[TASK INSTRUCTIONS]: Check each line of the listing below for the word "Brent" and say how many lines have it. Nothing else should be written.

Structured figure records

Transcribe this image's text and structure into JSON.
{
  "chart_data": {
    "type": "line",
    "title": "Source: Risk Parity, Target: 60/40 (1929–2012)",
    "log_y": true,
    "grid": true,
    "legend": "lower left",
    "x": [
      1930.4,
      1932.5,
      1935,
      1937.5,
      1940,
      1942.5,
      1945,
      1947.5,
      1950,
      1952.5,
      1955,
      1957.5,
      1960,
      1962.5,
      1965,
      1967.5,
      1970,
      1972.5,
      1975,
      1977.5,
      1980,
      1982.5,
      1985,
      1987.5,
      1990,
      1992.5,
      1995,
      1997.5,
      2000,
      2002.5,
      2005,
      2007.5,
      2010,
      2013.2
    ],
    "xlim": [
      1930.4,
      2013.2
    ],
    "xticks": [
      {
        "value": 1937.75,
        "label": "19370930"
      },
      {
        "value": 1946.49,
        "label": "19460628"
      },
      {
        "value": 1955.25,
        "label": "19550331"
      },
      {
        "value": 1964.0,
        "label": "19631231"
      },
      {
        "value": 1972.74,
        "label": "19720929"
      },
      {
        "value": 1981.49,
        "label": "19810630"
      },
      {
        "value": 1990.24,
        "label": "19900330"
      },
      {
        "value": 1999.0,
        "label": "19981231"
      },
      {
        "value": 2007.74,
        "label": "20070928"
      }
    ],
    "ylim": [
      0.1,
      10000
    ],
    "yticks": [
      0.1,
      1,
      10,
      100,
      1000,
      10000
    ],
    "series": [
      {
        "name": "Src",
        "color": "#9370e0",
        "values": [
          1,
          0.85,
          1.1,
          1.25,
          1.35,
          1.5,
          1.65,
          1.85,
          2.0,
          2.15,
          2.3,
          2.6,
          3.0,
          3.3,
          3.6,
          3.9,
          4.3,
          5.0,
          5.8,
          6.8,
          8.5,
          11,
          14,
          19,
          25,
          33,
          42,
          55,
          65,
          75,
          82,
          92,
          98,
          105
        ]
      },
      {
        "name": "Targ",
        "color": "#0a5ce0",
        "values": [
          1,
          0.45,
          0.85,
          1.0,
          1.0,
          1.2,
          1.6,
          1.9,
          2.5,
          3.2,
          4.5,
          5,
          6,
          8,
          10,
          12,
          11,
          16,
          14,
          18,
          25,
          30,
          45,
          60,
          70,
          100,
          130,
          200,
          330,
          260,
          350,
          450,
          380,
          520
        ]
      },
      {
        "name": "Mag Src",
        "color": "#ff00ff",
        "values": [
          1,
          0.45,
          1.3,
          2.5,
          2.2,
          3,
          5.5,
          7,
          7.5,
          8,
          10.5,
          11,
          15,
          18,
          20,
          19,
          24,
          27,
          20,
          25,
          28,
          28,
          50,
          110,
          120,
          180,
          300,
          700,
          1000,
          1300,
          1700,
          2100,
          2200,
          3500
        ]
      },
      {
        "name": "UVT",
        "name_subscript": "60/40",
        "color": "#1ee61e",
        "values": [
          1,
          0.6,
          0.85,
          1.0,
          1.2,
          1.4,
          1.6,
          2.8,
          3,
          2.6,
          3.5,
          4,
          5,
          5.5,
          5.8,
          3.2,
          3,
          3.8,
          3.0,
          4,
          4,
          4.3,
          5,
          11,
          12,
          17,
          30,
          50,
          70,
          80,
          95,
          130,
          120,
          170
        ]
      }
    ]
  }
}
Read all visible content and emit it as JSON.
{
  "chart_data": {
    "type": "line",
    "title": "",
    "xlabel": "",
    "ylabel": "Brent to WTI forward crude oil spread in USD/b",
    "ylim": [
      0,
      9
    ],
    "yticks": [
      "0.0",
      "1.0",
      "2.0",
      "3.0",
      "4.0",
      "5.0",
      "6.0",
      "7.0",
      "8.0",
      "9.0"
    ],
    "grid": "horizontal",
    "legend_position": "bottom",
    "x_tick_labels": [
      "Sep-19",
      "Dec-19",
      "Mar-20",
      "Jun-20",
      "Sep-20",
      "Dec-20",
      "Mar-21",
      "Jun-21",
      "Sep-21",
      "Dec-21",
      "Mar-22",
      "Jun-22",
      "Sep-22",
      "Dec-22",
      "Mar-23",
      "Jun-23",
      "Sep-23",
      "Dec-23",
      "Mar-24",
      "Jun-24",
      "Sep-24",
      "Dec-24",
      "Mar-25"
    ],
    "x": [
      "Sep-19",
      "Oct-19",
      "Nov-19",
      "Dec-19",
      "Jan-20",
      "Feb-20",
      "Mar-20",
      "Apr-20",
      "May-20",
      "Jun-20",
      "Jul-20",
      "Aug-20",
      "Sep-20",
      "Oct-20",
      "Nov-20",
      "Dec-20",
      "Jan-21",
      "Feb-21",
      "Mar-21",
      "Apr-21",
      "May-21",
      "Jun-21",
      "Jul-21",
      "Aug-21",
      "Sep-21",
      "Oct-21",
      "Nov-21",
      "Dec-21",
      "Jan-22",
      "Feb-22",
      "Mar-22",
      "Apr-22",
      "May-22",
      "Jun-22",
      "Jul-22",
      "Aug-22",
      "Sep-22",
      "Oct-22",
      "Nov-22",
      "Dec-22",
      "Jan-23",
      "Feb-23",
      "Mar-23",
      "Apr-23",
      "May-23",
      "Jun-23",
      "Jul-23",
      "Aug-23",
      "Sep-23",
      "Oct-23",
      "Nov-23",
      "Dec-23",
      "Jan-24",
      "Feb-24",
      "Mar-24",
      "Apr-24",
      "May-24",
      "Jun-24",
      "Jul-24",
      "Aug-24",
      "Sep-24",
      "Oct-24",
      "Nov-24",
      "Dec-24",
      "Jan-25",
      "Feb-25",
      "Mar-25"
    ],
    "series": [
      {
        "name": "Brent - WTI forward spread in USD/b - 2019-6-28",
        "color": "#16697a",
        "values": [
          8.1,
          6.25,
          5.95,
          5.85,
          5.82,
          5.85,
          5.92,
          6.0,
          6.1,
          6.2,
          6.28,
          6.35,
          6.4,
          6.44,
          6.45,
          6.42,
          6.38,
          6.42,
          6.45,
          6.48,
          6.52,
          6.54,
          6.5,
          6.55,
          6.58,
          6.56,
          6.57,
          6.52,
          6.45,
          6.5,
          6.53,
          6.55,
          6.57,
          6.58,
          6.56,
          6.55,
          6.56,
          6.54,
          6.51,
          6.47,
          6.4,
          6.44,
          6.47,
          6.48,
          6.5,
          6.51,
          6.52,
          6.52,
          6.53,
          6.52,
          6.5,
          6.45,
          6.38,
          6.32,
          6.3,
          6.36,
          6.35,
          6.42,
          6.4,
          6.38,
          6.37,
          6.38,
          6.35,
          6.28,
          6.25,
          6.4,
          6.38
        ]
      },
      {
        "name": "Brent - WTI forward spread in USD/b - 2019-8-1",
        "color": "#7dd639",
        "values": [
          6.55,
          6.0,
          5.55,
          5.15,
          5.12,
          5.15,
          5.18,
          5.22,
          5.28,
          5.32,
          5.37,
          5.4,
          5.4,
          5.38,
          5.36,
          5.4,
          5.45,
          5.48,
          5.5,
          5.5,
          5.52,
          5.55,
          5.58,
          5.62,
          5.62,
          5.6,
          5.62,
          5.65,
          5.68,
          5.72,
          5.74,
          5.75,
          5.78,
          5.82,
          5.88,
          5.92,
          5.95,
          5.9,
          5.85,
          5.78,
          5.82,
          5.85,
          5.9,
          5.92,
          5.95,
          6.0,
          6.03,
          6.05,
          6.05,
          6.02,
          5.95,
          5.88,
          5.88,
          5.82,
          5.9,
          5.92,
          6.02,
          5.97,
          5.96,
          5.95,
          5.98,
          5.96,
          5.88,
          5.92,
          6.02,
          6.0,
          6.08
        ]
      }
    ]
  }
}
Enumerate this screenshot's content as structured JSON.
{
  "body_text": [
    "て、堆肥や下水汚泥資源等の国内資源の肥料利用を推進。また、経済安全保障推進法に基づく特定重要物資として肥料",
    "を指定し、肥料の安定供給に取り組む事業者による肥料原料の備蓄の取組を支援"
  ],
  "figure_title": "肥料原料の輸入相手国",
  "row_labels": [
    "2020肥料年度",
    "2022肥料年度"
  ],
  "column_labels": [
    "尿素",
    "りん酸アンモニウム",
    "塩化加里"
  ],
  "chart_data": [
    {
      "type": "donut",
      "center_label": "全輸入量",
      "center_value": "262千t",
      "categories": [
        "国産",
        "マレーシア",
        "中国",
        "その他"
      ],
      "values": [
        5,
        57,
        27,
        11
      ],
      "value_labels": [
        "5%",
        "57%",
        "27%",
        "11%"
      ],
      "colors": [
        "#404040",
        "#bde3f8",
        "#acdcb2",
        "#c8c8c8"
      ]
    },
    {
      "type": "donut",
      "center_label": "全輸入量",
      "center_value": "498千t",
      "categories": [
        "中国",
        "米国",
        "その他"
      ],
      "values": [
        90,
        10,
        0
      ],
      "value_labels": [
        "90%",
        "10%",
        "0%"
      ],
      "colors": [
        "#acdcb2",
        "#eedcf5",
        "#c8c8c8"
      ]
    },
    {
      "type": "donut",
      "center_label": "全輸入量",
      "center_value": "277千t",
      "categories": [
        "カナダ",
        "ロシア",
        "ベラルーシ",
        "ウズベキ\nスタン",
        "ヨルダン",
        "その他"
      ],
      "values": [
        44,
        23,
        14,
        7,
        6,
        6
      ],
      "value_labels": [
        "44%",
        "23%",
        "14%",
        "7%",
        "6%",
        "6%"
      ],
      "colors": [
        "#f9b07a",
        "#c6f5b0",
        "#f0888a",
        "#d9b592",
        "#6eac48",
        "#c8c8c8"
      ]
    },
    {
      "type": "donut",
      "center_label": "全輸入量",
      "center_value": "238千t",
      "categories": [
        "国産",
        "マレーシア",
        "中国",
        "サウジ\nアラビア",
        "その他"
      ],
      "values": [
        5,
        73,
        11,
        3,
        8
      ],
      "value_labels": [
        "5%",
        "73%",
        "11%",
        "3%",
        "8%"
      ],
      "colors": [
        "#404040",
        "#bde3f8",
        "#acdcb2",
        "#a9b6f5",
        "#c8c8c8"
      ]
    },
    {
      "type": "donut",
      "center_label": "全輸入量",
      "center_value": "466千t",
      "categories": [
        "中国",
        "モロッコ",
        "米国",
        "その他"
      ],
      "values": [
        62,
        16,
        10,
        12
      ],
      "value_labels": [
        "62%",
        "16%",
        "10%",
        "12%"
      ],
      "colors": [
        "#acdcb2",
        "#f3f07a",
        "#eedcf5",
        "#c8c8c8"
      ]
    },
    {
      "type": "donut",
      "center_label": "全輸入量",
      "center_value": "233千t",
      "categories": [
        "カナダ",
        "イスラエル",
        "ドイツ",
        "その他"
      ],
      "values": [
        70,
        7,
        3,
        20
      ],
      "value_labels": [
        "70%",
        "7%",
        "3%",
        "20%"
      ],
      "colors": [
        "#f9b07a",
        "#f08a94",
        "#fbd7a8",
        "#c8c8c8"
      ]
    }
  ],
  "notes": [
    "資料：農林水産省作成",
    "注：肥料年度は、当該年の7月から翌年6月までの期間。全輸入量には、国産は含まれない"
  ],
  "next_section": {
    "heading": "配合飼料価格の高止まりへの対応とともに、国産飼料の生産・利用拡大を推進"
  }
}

[FINAL RESULT]: 3